What the task asks
All lines featuring the string "Heiden" are to be listed.

Task input

● ● ● ●

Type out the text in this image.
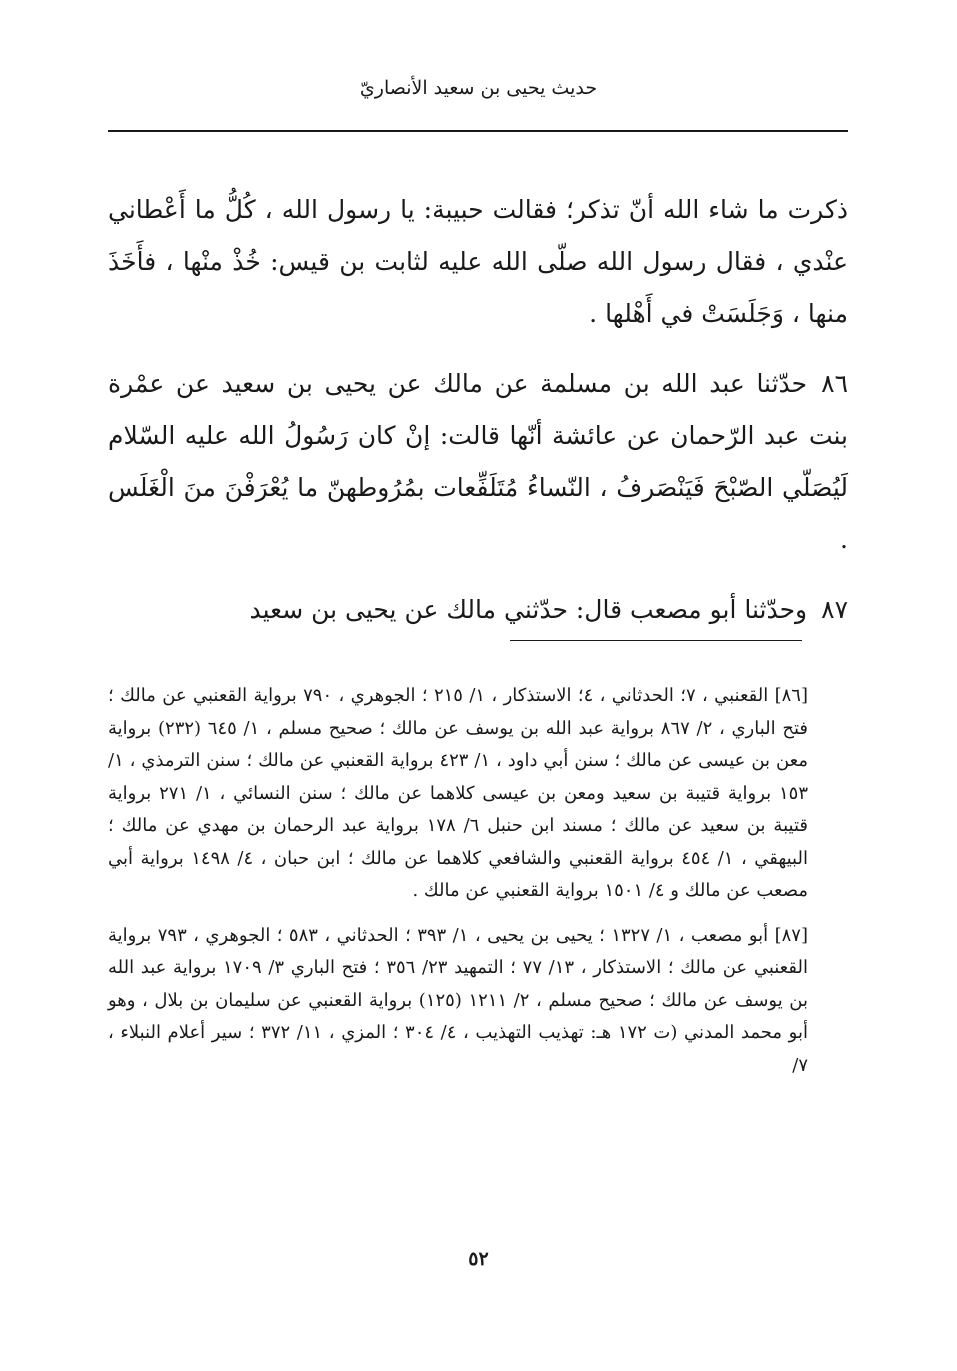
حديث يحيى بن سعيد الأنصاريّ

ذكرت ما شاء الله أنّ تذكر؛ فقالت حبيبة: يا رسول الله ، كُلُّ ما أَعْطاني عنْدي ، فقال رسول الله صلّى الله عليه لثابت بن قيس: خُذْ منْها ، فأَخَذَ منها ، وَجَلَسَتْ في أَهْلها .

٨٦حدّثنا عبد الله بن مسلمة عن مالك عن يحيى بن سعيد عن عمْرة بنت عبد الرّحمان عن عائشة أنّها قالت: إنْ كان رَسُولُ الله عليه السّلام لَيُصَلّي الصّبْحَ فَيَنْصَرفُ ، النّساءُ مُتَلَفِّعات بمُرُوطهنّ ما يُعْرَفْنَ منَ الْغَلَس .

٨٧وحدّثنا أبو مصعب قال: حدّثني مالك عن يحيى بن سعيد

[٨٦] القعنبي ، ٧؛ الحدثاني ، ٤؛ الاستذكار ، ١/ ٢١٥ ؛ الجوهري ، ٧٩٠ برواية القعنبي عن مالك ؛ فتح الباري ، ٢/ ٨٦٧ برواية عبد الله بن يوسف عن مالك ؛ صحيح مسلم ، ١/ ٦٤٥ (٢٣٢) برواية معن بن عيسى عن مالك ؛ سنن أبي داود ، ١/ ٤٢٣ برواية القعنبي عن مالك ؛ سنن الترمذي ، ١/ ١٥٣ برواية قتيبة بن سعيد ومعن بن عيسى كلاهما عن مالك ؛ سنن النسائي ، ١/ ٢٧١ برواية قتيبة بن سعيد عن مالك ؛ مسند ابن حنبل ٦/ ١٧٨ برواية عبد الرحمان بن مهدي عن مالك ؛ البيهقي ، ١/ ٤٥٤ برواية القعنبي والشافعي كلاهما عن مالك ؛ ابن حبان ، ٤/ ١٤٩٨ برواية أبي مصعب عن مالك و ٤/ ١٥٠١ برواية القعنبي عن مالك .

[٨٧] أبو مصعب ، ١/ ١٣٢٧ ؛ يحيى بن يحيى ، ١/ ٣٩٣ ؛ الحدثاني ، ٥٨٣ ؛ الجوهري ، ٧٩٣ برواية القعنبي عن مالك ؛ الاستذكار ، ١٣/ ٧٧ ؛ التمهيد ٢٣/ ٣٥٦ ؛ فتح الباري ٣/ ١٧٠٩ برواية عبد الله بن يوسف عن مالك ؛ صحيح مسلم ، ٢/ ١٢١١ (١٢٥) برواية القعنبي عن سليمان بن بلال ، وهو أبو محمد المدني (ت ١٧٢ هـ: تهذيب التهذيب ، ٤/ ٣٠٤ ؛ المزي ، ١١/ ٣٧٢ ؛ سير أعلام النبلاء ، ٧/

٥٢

● ● ● ●

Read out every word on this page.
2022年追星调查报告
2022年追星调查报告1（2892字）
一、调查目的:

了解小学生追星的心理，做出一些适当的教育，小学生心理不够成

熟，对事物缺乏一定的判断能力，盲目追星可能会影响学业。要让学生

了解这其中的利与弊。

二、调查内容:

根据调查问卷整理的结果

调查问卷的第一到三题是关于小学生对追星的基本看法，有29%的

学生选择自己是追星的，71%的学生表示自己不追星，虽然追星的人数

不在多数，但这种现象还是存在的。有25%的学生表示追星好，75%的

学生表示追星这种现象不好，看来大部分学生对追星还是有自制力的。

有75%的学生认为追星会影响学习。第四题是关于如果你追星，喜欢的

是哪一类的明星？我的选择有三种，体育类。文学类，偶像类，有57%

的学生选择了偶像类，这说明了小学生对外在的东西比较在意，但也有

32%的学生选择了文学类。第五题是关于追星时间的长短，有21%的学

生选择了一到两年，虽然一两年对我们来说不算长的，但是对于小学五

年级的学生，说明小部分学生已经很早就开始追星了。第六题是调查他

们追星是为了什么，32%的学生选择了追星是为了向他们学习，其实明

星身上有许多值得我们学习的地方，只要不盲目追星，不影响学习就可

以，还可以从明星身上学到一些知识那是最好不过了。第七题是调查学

● ● ● ●

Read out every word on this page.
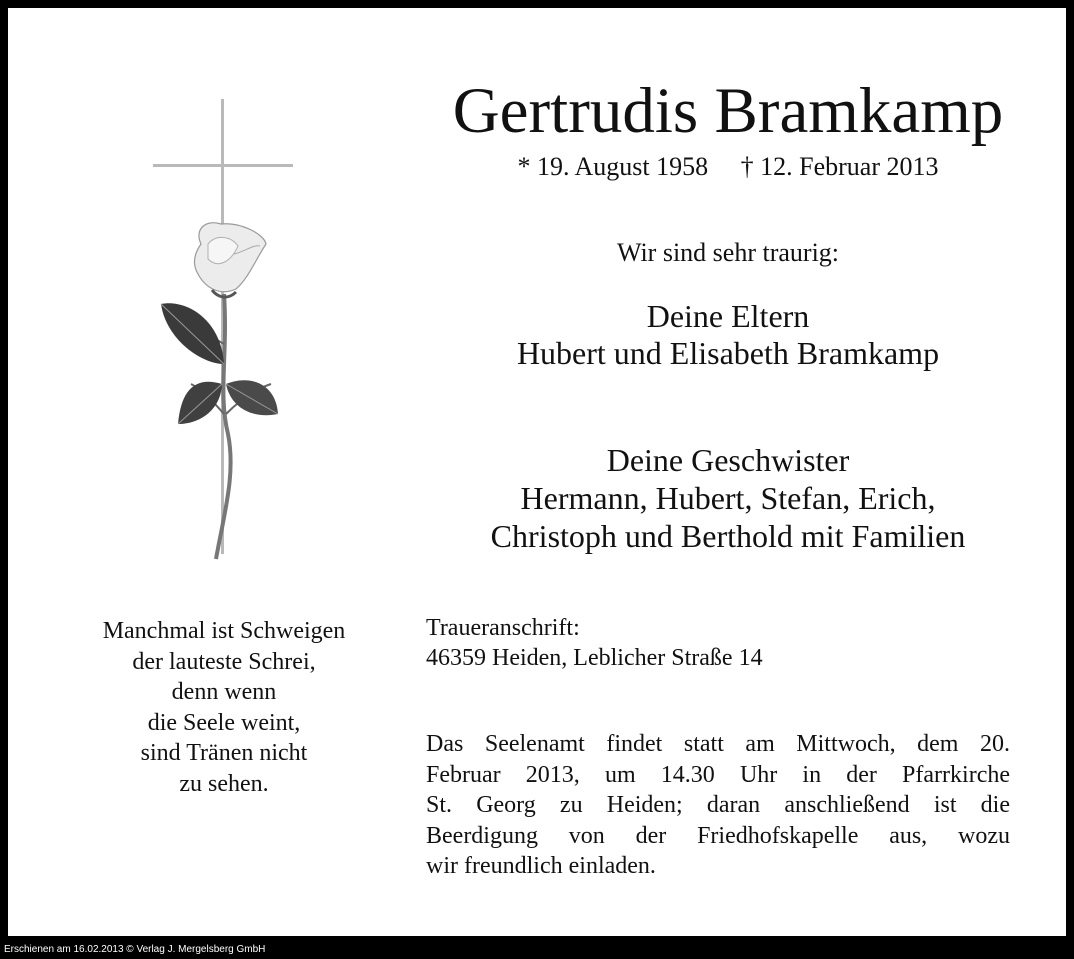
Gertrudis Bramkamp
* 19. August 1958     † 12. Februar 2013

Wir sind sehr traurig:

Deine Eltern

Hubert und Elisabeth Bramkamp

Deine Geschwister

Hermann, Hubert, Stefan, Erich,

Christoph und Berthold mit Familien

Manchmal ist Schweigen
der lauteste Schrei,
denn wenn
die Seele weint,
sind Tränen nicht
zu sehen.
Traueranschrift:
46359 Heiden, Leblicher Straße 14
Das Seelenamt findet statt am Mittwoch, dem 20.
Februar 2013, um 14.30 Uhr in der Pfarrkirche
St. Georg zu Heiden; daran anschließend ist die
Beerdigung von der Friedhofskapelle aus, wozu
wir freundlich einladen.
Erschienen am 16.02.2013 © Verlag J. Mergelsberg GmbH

● ● ● ●

The output
46359 Heiden, Leblicher Straße 14
St. Georg zu Heiden; daran anschließend ist die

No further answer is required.